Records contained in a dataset
----------
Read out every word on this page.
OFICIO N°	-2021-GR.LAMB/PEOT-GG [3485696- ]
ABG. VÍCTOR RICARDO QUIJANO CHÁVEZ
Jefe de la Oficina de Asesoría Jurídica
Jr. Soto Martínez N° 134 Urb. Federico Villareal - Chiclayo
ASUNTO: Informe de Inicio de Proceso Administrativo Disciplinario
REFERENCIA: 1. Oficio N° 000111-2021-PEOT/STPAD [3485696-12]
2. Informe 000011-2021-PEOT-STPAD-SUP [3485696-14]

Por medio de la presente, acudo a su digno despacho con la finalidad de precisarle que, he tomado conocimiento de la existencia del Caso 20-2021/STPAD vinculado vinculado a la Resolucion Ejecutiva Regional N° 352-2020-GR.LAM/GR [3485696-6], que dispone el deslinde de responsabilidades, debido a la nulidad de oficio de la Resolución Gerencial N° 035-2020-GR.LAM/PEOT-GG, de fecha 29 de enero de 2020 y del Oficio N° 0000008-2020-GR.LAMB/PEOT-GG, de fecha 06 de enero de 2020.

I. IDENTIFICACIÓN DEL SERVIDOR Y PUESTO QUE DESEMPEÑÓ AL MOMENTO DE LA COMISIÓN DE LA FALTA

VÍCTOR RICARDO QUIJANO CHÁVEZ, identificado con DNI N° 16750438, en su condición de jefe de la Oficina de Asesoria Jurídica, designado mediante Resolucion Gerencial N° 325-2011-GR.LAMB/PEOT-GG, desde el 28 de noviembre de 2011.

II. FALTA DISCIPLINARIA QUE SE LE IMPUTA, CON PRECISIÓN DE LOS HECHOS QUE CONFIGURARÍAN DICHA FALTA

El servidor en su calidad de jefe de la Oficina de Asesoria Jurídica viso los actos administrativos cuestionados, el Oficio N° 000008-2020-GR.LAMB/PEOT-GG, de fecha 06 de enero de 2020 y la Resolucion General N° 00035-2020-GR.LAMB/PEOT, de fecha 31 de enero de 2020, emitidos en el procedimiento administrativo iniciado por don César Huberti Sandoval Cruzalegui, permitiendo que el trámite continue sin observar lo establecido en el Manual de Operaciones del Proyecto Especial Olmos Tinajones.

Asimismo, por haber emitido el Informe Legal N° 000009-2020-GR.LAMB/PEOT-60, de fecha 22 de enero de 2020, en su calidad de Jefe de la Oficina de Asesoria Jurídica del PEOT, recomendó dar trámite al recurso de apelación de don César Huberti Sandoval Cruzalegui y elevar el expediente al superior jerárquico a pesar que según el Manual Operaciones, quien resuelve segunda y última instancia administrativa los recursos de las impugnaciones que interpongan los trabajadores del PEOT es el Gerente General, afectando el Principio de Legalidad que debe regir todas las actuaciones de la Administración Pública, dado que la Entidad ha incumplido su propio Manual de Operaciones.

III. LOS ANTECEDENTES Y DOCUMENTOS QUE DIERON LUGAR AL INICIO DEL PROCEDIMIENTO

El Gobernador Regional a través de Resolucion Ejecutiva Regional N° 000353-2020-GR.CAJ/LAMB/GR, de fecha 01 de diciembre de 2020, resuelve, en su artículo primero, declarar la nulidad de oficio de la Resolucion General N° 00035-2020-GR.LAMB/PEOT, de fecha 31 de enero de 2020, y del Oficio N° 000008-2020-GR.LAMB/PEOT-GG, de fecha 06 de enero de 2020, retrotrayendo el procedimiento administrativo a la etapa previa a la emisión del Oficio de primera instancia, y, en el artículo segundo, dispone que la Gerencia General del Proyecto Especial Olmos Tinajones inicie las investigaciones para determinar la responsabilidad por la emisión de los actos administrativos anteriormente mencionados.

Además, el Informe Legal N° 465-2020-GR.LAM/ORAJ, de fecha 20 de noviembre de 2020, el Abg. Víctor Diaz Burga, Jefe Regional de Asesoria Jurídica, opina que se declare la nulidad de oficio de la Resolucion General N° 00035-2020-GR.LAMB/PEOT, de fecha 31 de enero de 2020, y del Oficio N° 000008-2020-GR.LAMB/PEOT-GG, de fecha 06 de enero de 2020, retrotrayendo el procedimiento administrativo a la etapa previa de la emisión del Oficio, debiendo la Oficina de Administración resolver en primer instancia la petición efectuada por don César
----------
*Directions*
Scan the listing above and identify each line holding the string "nulidad"; copy every such line.

*Expected answer*
Por medio de la presente, acudo a su digno despacho con la finalidad de precisarle que, he tomado conocimiento de la existencia del Caso 20-2021/STPAD vinculado vinculado a la Resolucion Ejecutiva Regional N° 352-2020-GR.LAM/GR [3485696-6], que dispone el deslinde de responsabilidades, debido a la nulidad de oficio de la Resolución Gerencial N° 035-2020-GR.LAM/PEOT-GG, de fecha 29 de enero de 2020 y del Oficio N° 0000008-2020-GR.LAMB/PEOT-GG, de fecha 06 de enero de 2020.
El Gobernador Regional a través de Resolucion Ejecutiva Regional N° 000353-2020-GR.CAJ/LAMB/GR, de fecha 01 de diciembre de 2020, resuelve, en su artículo primero, declarar la nulidad de oficio de la Resolucion General N° 00035-2020-GR.LAMB/PEOT, de fecha 31 de enero de 2020, y del Oficio N° 000008-2020-GR.LAMB/PEOT-GG, de fecha 06 de enero de 2020, retrotrayendo el procedimiento administrativo a la etapa previa a la emisión del Oficio de primera instancia, y, en el artículo segundo, dispone que la Gerencia General del Proyecto Especial Olmos Tinajones inicie las investigaciones para determinar la responsabilidad por la emisión de los actos administrativos anteriormente mencionados.
Además, el Informe Legal N° 465-2020-GR.LAM/ORAJ, de fecha 20 de noviembre de 2020, el Abg. Víctor Diaz Burga, Jefe Regional de Asesoria Jurídica, opina que se declare la nulidad de oficio de la Resolucion General N° 00035-2020-GR.LAMB/PEOT, de fecha 31 de enero de 2020, y del Oficio N° 000008-2020-GR.LAMB/PEOT-GG, de fecha 06 de enero de 2020, retrotrayendo el procedimiento administrativo a la etapa previa de la emisión del Oficio, debiendo la Oficina de Administración resolver en primer instancia la petición efectuada por don César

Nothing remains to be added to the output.